◆ Given records
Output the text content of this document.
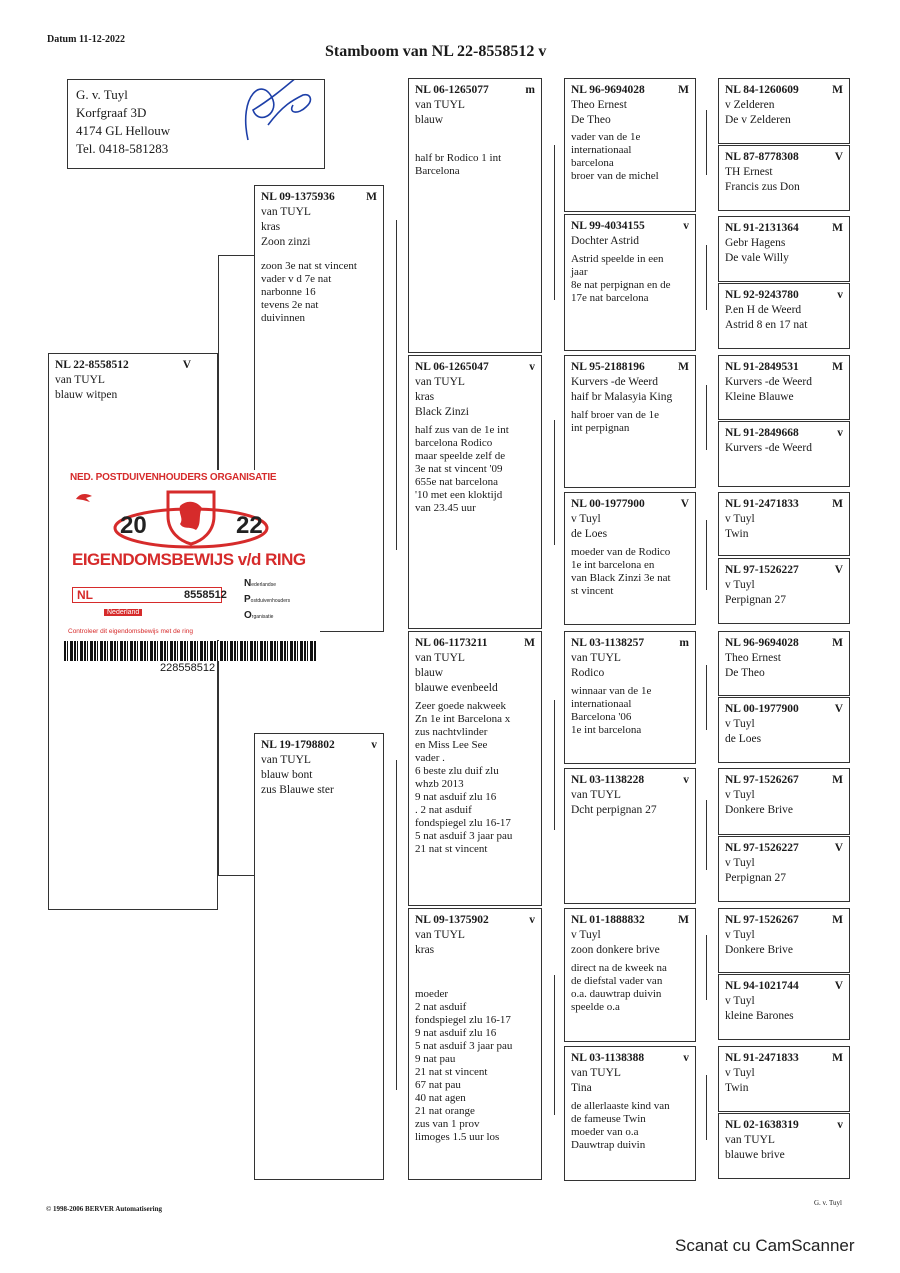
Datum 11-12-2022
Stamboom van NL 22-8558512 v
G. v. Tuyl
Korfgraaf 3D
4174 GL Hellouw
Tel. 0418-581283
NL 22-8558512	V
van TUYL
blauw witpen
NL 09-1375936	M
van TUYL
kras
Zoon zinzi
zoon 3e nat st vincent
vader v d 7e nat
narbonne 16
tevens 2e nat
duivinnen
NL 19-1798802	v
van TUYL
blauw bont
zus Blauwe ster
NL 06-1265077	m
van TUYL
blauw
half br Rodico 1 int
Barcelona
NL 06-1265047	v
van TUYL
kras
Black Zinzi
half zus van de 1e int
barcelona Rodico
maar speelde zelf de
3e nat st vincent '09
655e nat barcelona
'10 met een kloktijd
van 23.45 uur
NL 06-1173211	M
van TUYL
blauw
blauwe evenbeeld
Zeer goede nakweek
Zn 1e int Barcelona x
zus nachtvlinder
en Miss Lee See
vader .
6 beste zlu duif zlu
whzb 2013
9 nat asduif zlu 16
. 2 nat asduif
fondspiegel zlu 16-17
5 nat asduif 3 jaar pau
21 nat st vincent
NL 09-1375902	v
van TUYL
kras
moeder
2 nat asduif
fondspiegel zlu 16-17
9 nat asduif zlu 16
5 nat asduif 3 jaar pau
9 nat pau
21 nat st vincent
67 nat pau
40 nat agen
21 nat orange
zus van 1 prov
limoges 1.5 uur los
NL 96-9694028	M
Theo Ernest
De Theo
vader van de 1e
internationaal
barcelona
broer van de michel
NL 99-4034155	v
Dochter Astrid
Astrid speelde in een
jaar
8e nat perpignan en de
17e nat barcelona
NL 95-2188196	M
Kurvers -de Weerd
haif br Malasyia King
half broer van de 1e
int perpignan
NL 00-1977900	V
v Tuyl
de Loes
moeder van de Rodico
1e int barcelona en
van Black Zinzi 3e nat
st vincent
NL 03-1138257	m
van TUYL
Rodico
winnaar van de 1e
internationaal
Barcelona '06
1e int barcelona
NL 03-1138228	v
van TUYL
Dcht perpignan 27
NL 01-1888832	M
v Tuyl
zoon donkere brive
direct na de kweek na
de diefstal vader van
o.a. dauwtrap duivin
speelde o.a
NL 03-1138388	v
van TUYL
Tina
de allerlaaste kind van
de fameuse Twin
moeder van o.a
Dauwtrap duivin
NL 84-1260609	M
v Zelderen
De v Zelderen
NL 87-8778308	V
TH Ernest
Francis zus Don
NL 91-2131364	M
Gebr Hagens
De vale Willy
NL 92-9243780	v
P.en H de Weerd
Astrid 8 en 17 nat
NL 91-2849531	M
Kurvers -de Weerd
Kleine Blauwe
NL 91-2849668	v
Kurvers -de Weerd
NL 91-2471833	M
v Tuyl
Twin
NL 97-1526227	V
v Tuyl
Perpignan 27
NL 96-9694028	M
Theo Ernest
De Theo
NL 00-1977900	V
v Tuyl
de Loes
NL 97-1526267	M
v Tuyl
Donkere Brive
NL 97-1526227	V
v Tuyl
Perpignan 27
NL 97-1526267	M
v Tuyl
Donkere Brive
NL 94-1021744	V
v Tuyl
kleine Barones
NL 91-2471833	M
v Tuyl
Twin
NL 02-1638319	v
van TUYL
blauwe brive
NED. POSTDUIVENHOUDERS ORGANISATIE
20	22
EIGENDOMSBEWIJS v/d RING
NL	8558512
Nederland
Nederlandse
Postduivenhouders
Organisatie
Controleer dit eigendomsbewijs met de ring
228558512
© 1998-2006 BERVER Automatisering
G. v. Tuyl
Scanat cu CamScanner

◆ Written instruction
Transcribe all the data word for word; the images stay out.

◆ Solution to this problem
Output the text content of this document.
Datum 11-12-2022
Stamboom van NL 22-8558512 v
G. v. Tuyl
Korfgraaf 3D
4174 GL Hellouw
Tel. 0418-581283
NL 22-8558512	V
van TUYL
blauw witpen
NL 09-1375936	M
van TUYL
kras
Zoon zinzi
zoon 3e nat st vincent
vader v d 7e nat
narbonne 16
tevens 2e nat
duivinnen
NL 19-1798802	v
van TUYL
blauw bont
zus Blauwe ster
NL 06-1265077	m
van TUYL
blauw
half br Rodico 1 int
Barcelona
NL 06-1265047	v
van TUYL
kras
Black Zinzi
half zus van de 1e int
barcelona Rodico
maar speelde zelf de
3e nat st vincent '09
655e nat barcelona
'10 met een kloktijd
van 23.45 uur
NL 06-1173211	M
van TUYL
blauw
blauwe evenbeeld
Zeer goede nakweek
Zn 1e int Barcelona x
zus nachtvlinder
en Miss Lee See
vader .
6 beste zlu duif zlu
whzb 2013
9 nat asduif zlu 16
. 2 nat asduif
fondspiegel zlu 16-17
5 nat asduif 3 jaar pau
21 nat st vincent
NL 09-1375902	v
van TUYL
kras
moeder
2 nat asduif
fondspiegel zlu 16-17
9 nat asduif zlu 16
5 nat asduif 3 jaar pau
9 nat pau
21 nat st vincent
67 nat pau
40 nat agen
21 nat orange
zus van 1 prov
limoges 1.5 uur los
NL 96-9694028	M
Theo Ernest
De Theo
vader van de 1e
internationaal
barcelona
broer van de michel
NL 99-4034155	v
Dochter Astrid
Astrid speelde in een
jaar
8e nat perpignan en de
17e nat barcelona
NL 95-2188196	M
Kurvers -de Weerd
haif br Malasyia King
half broer van de 1e
int perpignan
NL 00-1977900	V
v Tuyl
de Loes
moeder van de Rodico
1e int barcelona en
van Black Zinzi 3e nat
st vincent
NL 03-1138257	m
van TUYL
Rodico
winnaar van de 1e
internationaal
Barcelona '06
1e int barcelona
NL 03-1138228	v
van TUYL
Dcht perpignan 27
NL 01-1888832	M
v Tuyl
zoon donkere brive
direct na de kweek na
de diefstal vader van
o.a. dauwtrap duivin
speelde o.a
NL 03-1138388	v
van TUYL
Tina
de allerlaaste kind van
de fameuse Twin
moeder van o.a
Dauwtrap duivin
NL 84-1260609	M
v Zelderen
De v Zelderen
NL 87-8778308	V
TH Ernest
Francis zus Don
NL 91-2131364	M
Gebr Hagens
De vale Willy
NL 92-9243780	v
P.en H de Weerd
Astrid 8 en 17 nat
NL 91-2849531	M
Kurvers -de Weerd
Kleine Blauwe
NL 91-2849668	v
Kurvers -de Weerd
NL 91-2471833	M
v Tuyl
Twin
NL 97-1526227	V
v Tuyl
Perpignan 27
NL 96-9694028	M
Theo Ernest
De Theo
NL 00-1977900	V
v Tuyl
de Loes
NL 97-1526267	M
v Tuyl
Donkere Brive
NL 97-1526227	V
v Tuyl
Perpignan 27
NL 97-1526267	M
v Tuyl
Donkere Brive
NL 94-1021744	V
v Tuyl
kleine Barones
NL 91-2471833	M
v Tuyl
Twin
NL 02-1638319	v
van TUYL
blauwe brive
NED. POSTDUIVENHOUDERS ORGANISATIE
20	22
EIGENDOMSBEWIJS v/d RING
NL	8558512
Nederland
Nederlandse
Postduivenhouders
Organisatie
Controleer dit eigendomsbewijs met de ring
228558512
© 1998-2006 BERVER Automatisering
G. v. Tuyl
Scanat cu CamScanner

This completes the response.